┏━━

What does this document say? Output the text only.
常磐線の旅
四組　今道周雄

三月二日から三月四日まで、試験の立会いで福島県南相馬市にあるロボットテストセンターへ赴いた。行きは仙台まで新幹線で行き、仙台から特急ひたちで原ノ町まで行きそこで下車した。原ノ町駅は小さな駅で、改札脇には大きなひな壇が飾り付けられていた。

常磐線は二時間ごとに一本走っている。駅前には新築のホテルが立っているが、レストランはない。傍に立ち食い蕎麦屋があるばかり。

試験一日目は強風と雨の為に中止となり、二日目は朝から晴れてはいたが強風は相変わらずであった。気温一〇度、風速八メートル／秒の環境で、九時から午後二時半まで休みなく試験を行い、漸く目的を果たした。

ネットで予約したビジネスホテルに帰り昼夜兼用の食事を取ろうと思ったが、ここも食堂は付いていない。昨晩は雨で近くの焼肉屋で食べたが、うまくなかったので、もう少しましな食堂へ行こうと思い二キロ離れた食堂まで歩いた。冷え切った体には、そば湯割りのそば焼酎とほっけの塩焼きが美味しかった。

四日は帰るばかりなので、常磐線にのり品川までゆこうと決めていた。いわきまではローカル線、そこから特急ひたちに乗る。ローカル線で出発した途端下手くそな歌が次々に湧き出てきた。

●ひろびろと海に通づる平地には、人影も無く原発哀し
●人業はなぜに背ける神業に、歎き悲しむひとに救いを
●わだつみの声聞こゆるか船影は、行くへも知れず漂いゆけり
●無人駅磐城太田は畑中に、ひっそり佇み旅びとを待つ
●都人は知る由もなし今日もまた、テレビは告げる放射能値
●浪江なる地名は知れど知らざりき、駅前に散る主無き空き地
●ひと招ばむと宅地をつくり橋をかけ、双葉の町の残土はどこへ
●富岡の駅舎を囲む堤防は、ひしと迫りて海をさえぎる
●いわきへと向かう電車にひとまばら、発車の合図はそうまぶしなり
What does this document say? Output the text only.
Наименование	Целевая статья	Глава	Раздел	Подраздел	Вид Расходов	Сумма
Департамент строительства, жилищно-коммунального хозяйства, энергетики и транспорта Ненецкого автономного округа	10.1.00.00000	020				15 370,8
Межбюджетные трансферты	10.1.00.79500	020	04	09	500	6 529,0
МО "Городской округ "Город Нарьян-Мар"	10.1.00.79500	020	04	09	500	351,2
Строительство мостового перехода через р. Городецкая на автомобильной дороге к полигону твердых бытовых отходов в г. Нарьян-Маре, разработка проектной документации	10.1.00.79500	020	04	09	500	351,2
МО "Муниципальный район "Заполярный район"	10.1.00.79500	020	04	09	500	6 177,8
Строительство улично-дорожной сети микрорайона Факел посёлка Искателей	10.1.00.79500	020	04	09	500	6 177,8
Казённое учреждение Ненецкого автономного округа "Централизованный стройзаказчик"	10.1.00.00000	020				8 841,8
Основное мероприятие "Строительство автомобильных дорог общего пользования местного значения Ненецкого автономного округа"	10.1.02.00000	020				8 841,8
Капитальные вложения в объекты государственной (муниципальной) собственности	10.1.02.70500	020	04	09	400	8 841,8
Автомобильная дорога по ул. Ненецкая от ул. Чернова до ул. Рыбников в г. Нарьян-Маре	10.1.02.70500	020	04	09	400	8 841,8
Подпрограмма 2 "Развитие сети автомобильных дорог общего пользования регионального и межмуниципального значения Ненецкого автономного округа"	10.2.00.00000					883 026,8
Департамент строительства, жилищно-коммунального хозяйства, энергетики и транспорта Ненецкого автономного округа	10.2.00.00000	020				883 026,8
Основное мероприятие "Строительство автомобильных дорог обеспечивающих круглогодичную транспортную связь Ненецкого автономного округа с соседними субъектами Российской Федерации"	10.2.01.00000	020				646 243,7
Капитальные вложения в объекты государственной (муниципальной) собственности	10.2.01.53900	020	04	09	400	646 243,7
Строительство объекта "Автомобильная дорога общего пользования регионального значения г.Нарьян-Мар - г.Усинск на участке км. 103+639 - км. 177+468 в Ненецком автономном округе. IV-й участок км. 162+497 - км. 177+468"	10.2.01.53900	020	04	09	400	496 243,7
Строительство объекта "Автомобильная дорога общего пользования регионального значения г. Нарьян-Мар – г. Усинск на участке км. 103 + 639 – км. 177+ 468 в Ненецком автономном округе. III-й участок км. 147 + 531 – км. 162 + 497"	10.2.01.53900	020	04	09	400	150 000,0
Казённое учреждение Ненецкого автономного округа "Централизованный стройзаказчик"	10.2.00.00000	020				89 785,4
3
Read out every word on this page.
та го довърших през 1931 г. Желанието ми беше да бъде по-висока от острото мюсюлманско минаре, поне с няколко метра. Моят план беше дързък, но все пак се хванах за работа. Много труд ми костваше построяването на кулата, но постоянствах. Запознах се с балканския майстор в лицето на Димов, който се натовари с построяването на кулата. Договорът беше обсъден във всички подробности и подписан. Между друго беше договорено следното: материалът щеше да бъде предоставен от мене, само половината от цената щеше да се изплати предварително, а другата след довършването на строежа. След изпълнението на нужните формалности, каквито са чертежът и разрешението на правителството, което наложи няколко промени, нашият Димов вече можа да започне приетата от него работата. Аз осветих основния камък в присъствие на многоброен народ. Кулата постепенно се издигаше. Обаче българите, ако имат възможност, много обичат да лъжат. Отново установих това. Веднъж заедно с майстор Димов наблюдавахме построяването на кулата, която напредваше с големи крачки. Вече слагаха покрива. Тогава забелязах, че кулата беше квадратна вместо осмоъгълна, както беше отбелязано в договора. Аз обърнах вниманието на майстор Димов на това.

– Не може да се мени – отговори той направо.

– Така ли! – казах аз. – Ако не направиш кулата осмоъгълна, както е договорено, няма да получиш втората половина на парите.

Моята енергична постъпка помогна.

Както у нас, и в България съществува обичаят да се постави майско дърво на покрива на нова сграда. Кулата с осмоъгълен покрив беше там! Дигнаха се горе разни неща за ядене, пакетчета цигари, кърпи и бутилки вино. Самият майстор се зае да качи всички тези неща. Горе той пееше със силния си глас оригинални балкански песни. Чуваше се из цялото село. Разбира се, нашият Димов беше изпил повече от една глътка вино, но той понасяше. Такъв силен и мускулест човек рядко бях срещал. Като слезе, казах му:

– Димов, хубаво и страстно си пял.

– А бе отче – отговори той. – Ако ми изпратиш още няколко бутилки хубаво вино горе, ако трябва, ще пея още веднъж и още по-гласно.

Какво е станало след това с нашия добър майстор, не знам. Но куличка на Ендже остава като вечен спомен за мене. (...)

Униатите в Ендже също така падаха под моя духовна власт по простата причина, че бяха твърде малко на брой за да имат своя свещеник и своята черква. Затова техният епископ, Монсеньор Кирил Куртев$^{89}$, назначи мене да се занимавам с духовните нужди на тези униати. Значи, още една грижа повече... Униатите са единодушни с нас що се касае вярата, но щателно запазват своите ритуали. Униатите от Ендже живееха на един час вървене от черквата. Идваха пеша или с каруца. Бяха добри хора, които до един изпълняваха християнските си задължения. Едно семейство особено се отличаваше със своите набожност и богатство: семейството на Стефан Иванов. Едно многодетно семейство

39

┗━━

[EXERCISE REQUIREMENTS]
Take every line that includes the string "регионального" and copy it.

[RESULT OF THIS EXERCISE]
Подпрограмма 2 "Развитие сети автомобильных дорог общего пользования регионального и межмуниципального значения Ненецкого автономного округа"	10.2.00.00000					883 026,8
Строительство объекта "Автомобильная дорога общего пользования регионального значения г.Нарьян-Мар - г.Усинск на участке км. 103+639 - км. 177+468 в Ненецком автономном округе. IV-й участок км. 162+497 - км. 177+468"	10.2.01.53900	020	04	09	400	496 243,7
Строительство объекта "Автомобильная дорога общего пользования регионального значения г. Нарьян-Мар – г. Усинск на участке км. 103 + 639 – км. 177+ 468 в Ненецком автономном округе. III-й участок км. 147 + 531 – км. 162 + 497"	10.2.01.53900	020	04	09	400	150 000,0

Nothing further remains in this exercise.